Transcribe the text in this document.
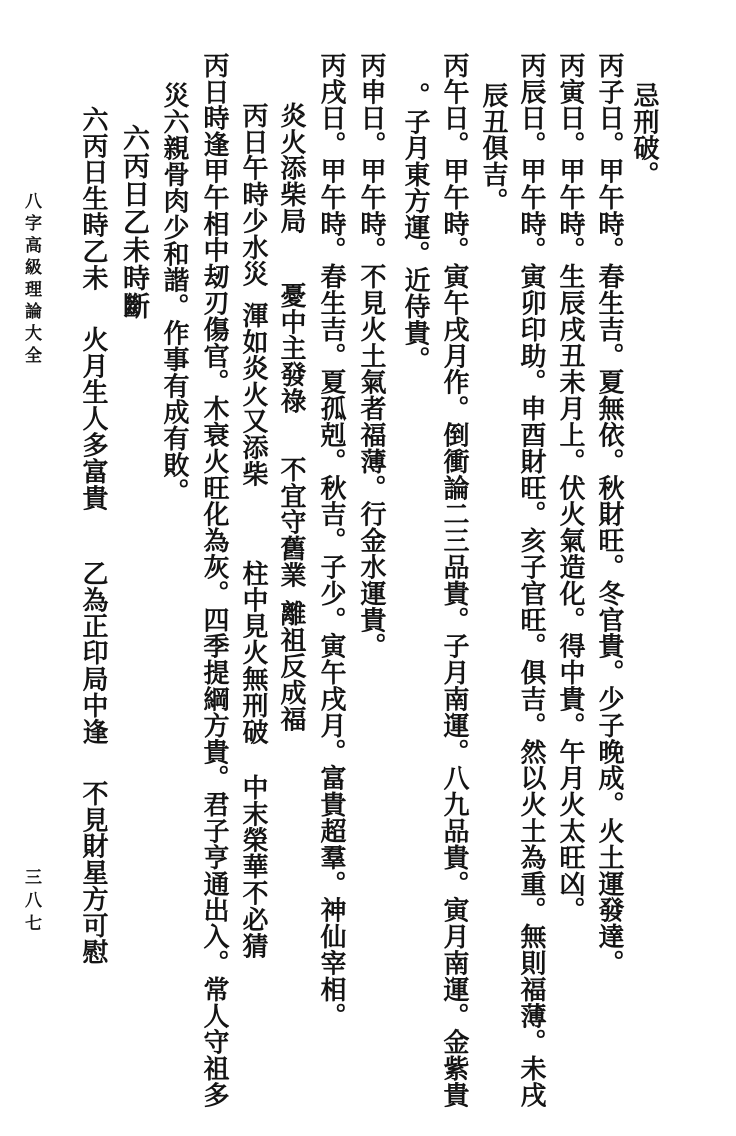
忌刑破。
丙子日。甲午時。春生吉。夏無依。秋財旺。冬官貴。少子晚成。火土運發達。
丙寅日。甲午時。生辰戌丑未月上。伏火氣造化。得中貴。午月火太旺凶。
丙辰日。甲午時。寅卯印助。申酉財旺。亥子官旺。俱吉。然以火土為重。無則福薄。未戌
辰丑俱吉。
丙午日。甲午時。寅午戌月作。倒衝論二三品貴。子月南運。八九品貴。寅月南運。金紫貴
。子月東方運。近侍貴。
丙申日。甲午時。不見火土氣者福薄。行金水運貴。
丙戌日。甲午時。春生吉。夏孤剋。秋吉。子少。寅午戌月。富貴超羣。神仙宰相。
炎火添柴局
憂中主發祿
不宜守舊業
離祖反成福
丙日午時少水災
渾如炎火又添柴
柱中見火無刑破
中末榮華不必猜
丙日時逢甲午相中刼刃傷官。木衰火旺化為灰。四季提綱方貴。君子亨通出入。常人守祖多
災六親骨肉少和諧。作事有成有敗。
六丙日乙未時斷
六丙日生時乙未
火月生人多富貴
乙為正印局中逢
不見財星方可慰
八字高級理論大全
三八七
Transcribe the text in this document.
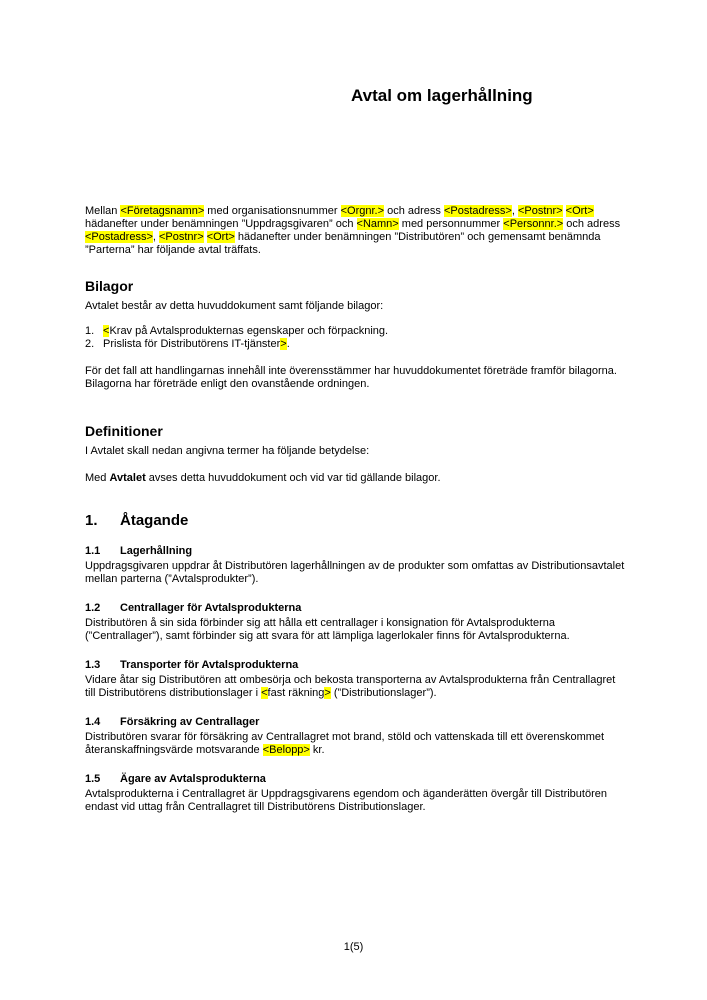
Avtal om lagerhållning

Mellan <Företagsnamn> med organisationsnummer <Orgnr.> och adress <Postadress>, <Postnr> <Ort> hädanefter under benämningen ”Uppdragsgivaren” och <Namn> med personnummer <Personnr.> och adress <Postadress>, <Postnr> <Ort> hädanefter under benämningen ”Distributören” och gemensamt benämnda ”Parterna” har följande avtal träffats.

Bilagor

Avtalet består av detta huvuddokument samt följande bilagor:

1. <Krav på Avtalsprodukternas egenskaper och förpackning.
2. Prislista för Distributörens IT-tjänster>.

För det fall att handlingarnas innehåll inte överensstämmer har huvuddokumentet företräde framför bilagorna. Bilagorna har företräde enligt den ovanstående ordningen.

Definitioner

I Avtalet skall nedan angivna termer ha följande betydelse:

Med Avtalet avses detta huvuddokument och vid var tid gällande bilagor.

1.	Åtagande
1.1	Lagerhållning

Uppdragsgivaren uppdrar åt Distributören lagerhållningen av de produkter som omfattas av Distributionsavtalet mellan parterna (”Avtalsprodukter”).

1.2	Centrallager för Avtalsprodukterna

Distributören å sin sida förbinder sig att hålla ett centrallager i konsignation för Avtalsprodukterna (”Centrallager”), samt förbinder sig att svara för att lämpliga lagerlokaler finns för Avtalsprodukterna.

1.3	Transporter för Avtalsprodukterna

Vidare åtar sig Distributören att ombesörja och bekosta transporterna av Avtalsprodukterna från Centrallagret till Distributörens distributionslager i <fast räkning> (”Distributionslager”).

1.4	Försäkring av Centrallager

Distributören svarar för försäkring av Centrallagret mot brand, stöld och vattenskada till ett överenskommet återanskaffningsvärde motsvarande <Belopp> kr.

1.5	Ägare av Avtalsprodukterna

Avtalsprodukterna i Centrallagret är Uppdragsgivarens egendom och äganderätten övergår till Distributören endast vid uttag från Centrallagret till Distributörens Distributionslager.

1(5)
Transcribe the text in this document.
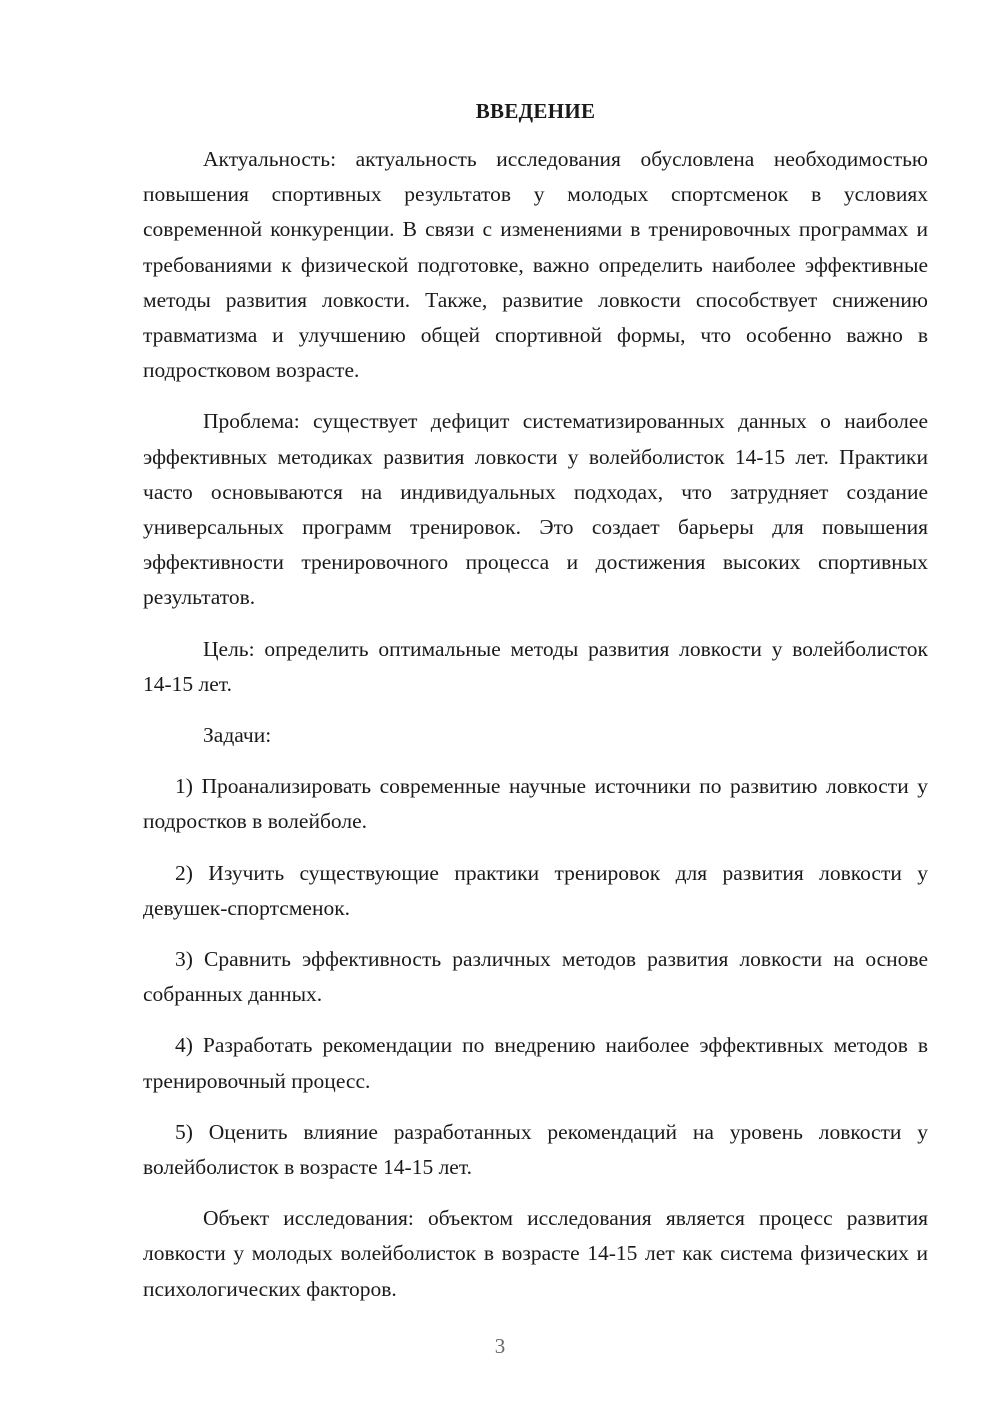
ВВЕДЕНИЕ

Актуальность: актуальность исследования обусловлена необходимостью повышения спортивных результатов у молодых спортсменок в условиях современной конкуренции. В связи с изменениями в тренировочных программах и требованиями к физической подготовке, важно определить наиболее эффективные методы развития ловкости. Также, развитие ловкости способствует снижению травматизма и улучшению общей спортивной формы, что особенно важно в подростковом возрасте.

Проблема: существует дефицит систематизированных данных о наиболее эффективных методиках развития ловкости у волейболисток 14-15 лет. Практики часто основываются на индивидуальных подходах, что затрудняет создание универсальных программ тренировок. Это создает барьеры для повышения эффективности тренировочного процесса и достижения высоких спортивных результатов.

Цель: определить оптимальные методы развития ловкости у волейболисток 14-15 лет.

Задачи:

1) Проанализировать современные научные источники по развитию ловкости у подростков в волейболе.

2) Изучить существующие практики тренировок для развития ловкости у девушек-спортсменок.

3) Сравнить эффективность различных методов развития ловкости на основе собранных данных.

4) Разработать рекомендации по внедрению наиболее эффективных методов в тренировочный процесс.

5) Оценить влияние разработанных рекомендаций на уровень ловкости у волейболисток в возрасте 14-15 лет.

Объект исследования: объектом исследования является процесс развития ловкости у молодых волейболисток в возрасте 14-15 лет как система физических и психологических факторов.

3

--------------------------------

◆ **Problem to work on**:
Copy the data character for character, but drop all pictures from the copy.

◆ **Final answer**:
Transcribe the text in this document.
忌刑破。
丙子日。甲午時。春生吉。夏無依。秋財旺。冬官貴。少子晚成。火土運發達。
丙寅日。甲午時。生辰戌丑未月上。伏火氣造化。得中貴。午月火太旺凶。
丙辰日。甲午時。寅卯印助。申酉財旺。亥子官旺。俱吉。然以火土為重。無則福薄。未戌
辰丑俱吉。
丙午日。甲午時。寅午戌月作。倒衝論二三品貴。子月南運。八九品貴。寅月南運。金紫貴
。子月東方運。近侍貴。
丙申日。甲午時。不見火土氣者福薄。行金水運貴。
丙戌日。甲午時。春生吉。夏孤剋。秋吉。子少。寅午戌月。富貴超羣。神仙宰相。
炎火添柴局
憂中主發祿
不宜守舊業
離祖反成福
丙日午時少水災
渾如炎火又添柴
柱中見火無刑破
中末榮華不必猜
丙日時逢甲午相中刼刃傷官。木衰火旺化為灰。四季提綱方貴。君子亨通出入。常人守祖多
災六親骨肉少和諧。作事有成有敗。
六丙日乙未時斷
六丙日生時乙未
火月生人多富貴
乙為正印局中逢
不見財星方可慰
八字高級理論大全
三八七
Transcribe the text in this document.
Avtal om lagerhållning

Mellan <Företagsnamn> med organisationsnummer <Orgnr.> och adress <Postadress>, <Postnr> <Ort> hädanefter under benämningen ”Uppdragsgivaren” och <Namn> med personnummer <Personnr.> och adress <Postadress>, <Postnr> <Ort> hädanefter under benämningen ”Distributören” och gemensamt benämnda ”Parterna” har följande avtal träffats.

Bilagor

Avtalet består av detta huvuddokument samt följande bilagor:

1. <Krav på Avtalsprodukternas egenskaper och förpackning.
2. Prislista för Distributörens IT-tjänster>.

För det fall att handlingarnas innehåll inte överensstämmer har huvuddokumentet företräde framför bilagorna. Bilagorna har företräde enligt den ovanstående ordningen.

Definitioner

I Avtalet skall nedan angivna termer ha följande betydelse:

Med Avtalet avses detta huvuddokument och vid var tid gällande bilagor.

1.	Åtagande
1.1	Lagerhållning

Uppdragsgivaren uppdrar åt Distributören lagerhållningen av de produkter som omfattas av Distributionsavtalet mellan parterna (”Avtalsprodukter”).

1.2	Centrallager för Avtalsprodukterna

Distributören å sin sida förbinder sig att hålla ett centrallager i konsignation för Avtalsprodukterna (”Centrallager”), samt förbinder sig att svara för att lämpliga lagerlokaler finns för Avtalsprodukterna.

1.3	Transporter för Avtalsprodukterna

Vidare åtar sig Distributören att ombesörja och bekosta transporterna av Avtalsprodukterna från Centrallagret till Distributörens distributionslager i <fast räkning> (”Distributionslager”).

1.4	Försäkring av Centrallager

Distributören svarar för försäkring av Centrallagret mot brand, stöld och vattenskada till ett överenskommet återanskaffningsvärde motsvarande <Belopp> kr.

1.5	Ägare av Avtalsprodukterna

Avtalsprodukterna i Centrallagret är Uppdragsgivarens egendom och äganderätten övergår till Distributören endast vid uttag från Centrallagret till Distributörens Distributionslager.

1(5)
Transcribe the text in this document.
ВВЕДЕНИЕ

Актуальность: актуальность исследования обусловлена необходимостью повышения спортивных результатов у молодых спортсменок в условиях современной конкуренции. В связи с изменениями в тренировочных программах и требованиями к физической подготовке, важно определить наиболее эффективные методы развития ловкости. Также, развитие ловкости способствует снижению травматизма и улучшению общей спортивной формы, что особенно важно в подростковом возрасте.

Проблема: существует дефицит систематизированных данных о наиболее эффективных методиках развития ловкости у волейболисток 14-15 лет. Практики часто основываются на индивидуальных подходах, что затрудняет создание универсальных программ тренировок. Это создает барьеры для повышения эффективности тренировочного процесса и достижения высоких спортивных результатов.

Цель: определить оптимальные методы развития ловкости у волейболисток 14-15 лет.

Задачи:

1) Проанализировать современные научные источники по развитию ловкости у подростков в волейболе.

2) Изучить существующие практики тренировок для развития ловкости у девушек-спортсменок.

3) Сравнить эффективность различных методов развития ловкости на основе собранных данных.

4) Разработать рекомендации по внедрению наиболее эффективных методов в тренировочный процесс.

5) Оценить влияние разработанных рекомендаций на уровень ловкости у волейболисток в возрасте 14-15 лет.

Объект исследования: объектом исследования является процесс развития ловкости у молодых волейболисток в возрасте 14-15 лет как система физических и психологических факторов.

3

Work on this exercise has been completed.